Exercise prompt :: Give a verbatim copy of the lines below, minus the pictures.

Stored data ::
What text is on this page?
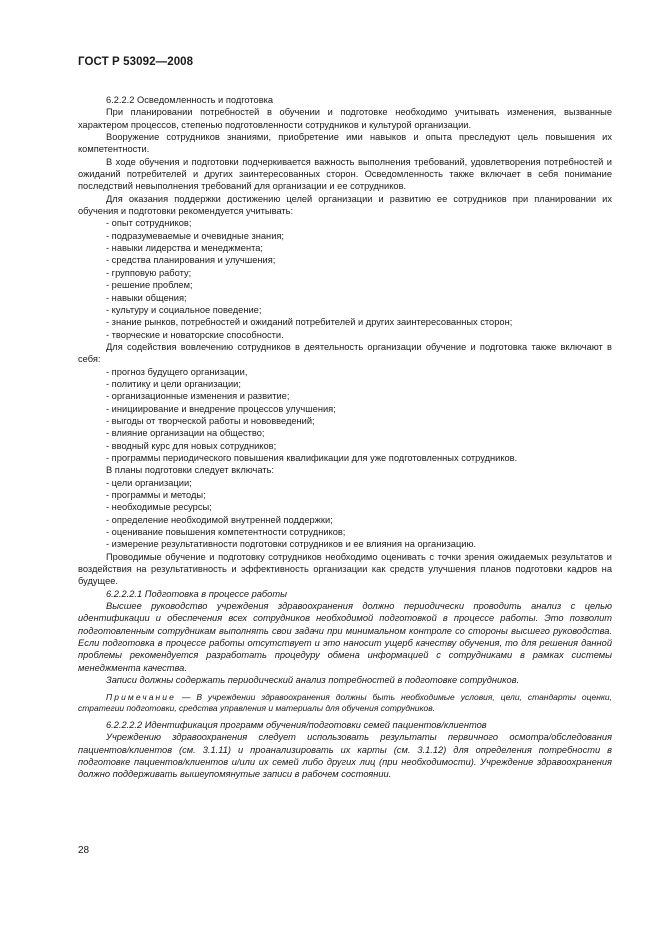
ГОСТ Р 53092—2008

6.2.2.2 Осведомленность и подготовка

При планировании потребностей в обучении и подготовке необходимо учитывать изменения, вызванные характером процессов, степенью подготовленности сотрудников и культурой организации.

Вооружение сотрудников знаниями, приобретение ими навыков и опыта преследуют цель повышения их компетентности.

В ходе обучения и подготовки подчеркивается важность выполнения требований, удовлетворения потребностей и ожиданий потребителей и других заинтересованных сторон. Осведомленность также включает в себя понимание последствий невыполнения требований для организации и ее сотрудников.

Для оказания поддержки достижению целей организации и развитию ее сотрудников при планировании их обучения и подготовки рекомендуется учитывать:

- опыт сотрудников;

- подразумеваемые и очевидные знания;

- навыки лидерства и менеджмента;

- средства планирования и улучшения;

- групповую работу;

- решение проблем;

- навыки общения;

- культуру и социальное поведение;

- знание рынков, потребностей и ожиданий потребителей и других заинтересованных сторон;

- творческие и новаторские способности.

Для содействия вовлечению сотрудников в деятельность организации обучение и подготовка также включают в себя:

- прогноз будущего организации,

- политику и цели организации;

- организационные изменения и развитие;

- инициирование и внедрение процессов улучшения;

- выгоды от творческой работы и нововведений;

- влияние организации на общество;

- вводный курс для новых сотрудников;

- программы периодического повышения квалификации для уже подготовленных сотрудников.

В планы подготовки следует включать:

- цели организации;

- программы и методы;

- необходимые ресурсы;

- определение необходимой внутренней поддержки;

- оценивание повышения компетентности сотрудников;

- измерение результативности подготовки сотрудников и ее влияния на организацию.

Проводимые обучение и подготовку сотрудников необходимо оценивать с точки зрения ожидаемых результатов и воздействия на результативность и эффективность организации как средств улучшения планов подготовки кадров на будущее.

6.2.2.2.1 Подготовка в процессе работы

Высшее руководство учреждения здравоохранения должно периодически проводить анализ с целью идентификации и обеспечения всех сотрудников необходимой подготовкой в процессе работы. Это позволит подготовленным сотрудникам выполнять свои задачи при минимальном контроле со стороны высшего руководства. Если подготовка в процессе работы отсутствует и это наносит ущерб качеству обучения, то для решения данной проблемы рекомендуется разработать процедуру обмена информацией с сотрудниками в рамках системы менеджмента качества.

Записи должны содержать периодический анализ потребностей в подготовке сотрудников.

Примечание — В учреждении здравоохранения должны быть необходимые условия, цели, стандарты оценки, стратегии подготовки, средства управления и материалы для обучения сотрудников.

6.2.2.2.2 Идентификация программ обучения/подготовки семей пациентов/клиентов

Учреждению здравоохранения следует использовать результаты первичного осмотра/обследования пациентов/клиентов (см. 3.1.11) и проанализировать их карты (см. 3.1.12) для определения потребности в подготовке пациентов/клиентов и/или их семей либо других лиц (при необходимости). Учреждение здравоохранения должно поддерживать вышеупомянутые записи в рабочем состоянии.

28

Exercise response ::
What text is on this page?
ГОСТ Р 53092—2008

6.2.2.2 Осведомленность и подготовка

При планировании потребностей в обучении и подготовке необходимо учитывать изменения, вызванные характером процессов, степенью подготовленности сотрудников и культурой организации.

Вооружение сотрудников знаниями, приобретение ими навыков и опыта преследуют цель повышения их компетентности.

В ходе обучения и подготовки подчеркивается важность выполнения требований, удовлетворения потребностей и ожиданий потребителей и других заинтересованных сторон. Осведомленность также включает в себя понимание последствий невыполнения требований для организации и ее сотрудников.

Для оказания поддержки достижению целей организации и развитию ее сотрудников при планировании их обучения и подготовки рекомендуется учитывать:

- опыт сотрудников;

- подразумеваемые и очевидные знания;

- навыки лидерства и менеджмента;

- средства планирования и улучшения;

- групповую работу;

- решение проблем;

- навыки общения;

- культуру и социальное поведение;

- знание рынков, потребностей и ожиданий потребителей и других заинтересованных сторон;

- творческие и новаторские способности.

Для содействия вовлечению сотрудников в деятельность организации обучение и подготовка также включают в себя:

- прогноз будущего организации,

- политику и цели организации;

- организационные изменения и развитие;

- инициирование и внедрение процессов улучшения;

- выгоды от творческой работы и нововведений;

- влияние организации на общество;

- вводный курс для новых сотрудников;

- программы периодического повышения квалификации для уже подготовленных сотрудников.

В планы подготовки следует включать:

- цели организации;

- программы и методы;

- необходимые ресурсы;

- определение необходимой внутренней поддержки;

- оценивание повышения компетентности сотрудников;

- измерение результативности подготовки сотрудников и ее влияния на организацию.

Проводимые обучение и подготовку сотрудников необходимо оценивать с точки зрения ожидаемых результатов и воздействия на результативность и эффективность организации как средств улучшения планов подготовки кадров на будущее.

6.2.2.2.1 Подготовка в процессе работы

Высшее руководство учреждения здравоохранения должно периодически проводить анализ с целью идентификации и обеспечения всех сотрудников необходимой подготовкой в процессе работы. Это позволит подготовленным сотрудникам выполнять свои задачи при минимальном контроле со стороны высшего руководства. Если подготовка в процессе работы отсутствует и это наносит ущерб качеству обучения, то для решения данной проблемы рекомендуется разработать процедуру обмена информацией с сотрудниками в рамках системы менеджмента качества.

Записи должны содержать периодический анализ потребностей в подготовке сотрудников.

Примечание — В учреждении здравоохранения должны быть необходимые условия, цели, стандарты оценки, стратегии подготовки, средства управления и материалы для обучения сотрудников.

6.2.2.2.2 Идентификация программ обучения/подготовки семей пациентов/клиентов

Учреждению здравоохранения следует использовать результаты первичного осмотра/обследования пациентов/клиентов (см. 3.1.11) и проанализировать их карты (см. 3.1.12) для определения потребности в подготовке пациентов/клиентов и/или их семей либо других лиц (при необходимости). Учреждение здравоохранения должно поддерживать вышеупомянутые записи в рабочем состоянии.

28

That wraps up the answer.